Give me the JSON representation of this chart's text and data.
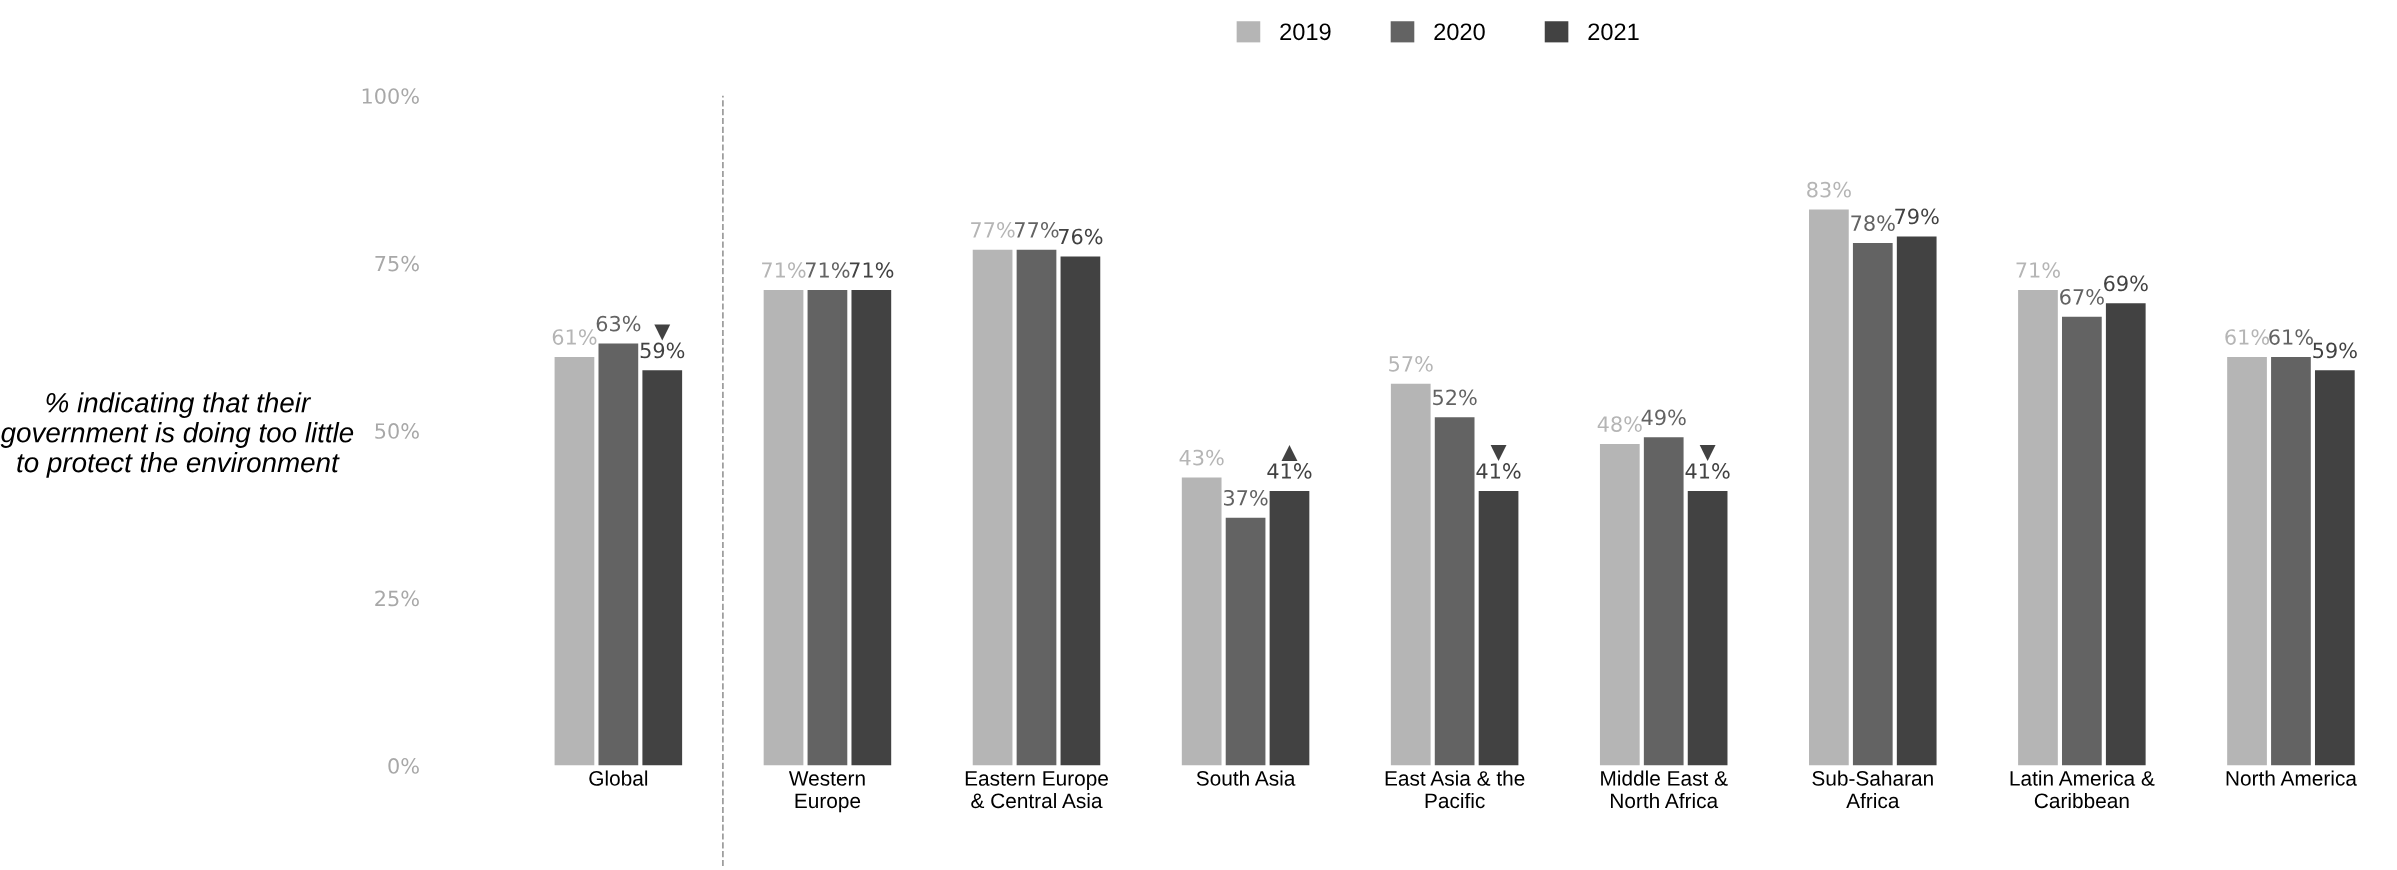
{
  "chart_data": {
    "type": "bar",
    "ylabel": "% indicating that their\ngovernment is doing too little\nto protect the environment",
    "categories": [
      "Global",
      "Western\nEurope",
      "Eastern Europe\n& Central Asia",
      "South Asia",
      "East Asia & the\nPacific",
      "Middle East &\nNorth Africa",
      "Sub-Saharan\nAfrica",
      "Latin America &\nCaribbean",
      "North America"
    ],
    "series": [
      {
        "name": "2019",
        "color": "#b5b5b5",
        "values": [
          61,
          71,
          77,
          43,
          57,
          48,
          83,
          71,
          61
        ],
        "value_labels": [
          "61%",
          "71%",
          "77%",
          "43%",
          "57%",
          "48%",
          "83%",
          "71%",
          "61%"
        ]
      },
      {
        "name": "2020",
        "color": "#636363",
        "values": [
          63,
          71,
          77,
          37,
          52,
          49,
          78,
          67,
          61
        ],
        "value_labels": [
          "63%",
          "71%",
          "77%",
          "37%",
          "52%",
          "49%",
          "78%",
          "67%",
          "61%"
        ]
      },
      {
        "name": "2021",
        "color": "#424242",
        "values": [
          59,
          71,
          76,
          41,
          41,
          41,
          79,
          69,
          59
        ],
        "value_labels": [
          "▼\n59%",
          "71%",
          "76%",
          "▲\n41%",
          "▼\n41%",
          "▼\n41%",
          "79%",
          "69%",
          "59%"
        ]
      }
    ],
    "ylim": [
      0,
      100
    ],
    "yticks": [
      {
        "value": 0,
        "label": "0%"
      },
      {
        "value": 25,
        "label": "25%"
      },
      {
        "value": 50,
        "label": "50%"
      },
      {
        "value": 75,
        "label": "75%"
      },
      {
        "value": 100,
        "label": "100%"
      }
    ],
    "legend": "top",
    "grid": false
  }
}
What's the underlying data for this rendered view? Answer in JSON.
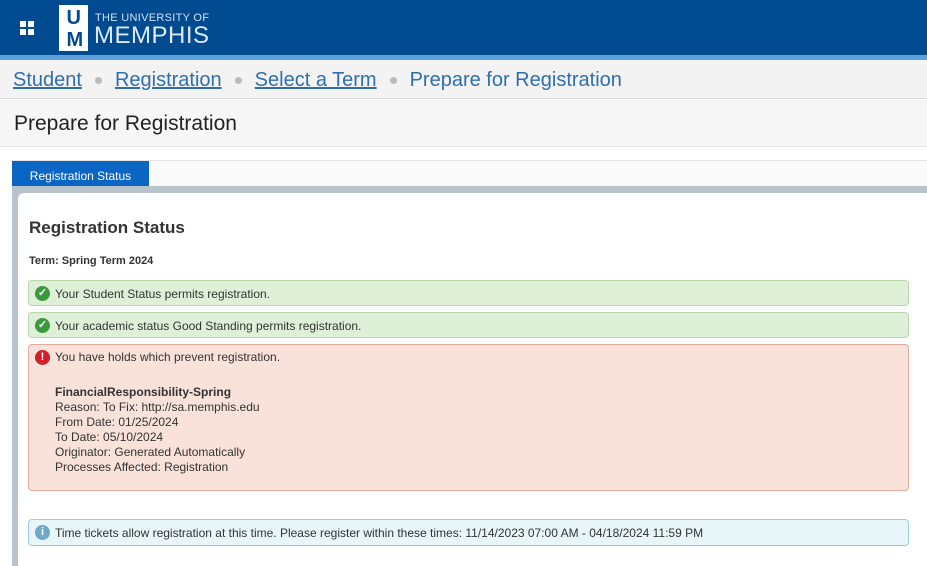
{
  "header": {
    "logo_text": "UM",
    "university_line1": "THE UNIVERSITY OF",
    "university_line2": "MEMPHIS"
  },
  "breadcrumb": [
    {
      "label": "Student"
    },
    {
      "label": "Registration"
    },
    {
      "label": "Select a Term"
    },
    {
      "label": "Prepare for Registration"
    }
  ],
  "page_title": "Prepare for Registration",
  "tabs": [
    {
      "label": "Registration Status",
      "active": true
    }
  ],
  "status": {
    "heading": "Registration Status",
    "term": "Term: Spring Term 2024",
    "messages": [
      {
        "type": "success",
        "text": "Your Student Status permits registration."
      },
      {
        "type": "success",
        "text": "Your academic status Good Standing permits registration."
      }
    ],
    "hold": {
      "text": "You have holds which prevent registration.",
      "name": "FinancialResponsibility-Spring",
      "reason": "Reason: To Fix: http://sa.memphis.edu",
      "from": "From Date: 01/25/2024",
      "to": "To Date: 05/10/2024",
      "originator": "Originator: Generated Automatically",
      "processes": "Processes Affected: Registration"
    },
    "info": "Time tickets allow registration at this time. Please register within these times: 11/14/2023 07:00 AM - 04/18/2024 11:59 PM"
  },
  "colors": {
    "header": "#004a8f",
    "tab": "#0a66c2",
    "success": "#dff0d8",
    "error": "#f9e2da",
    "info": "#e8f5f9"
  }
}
◆ ◆ ◆ ◆ ◆
> **YOUR TASK**
Report how many lines above hold the string "permits", giving nothing but the number.

> **CORRECT ANSWER**
2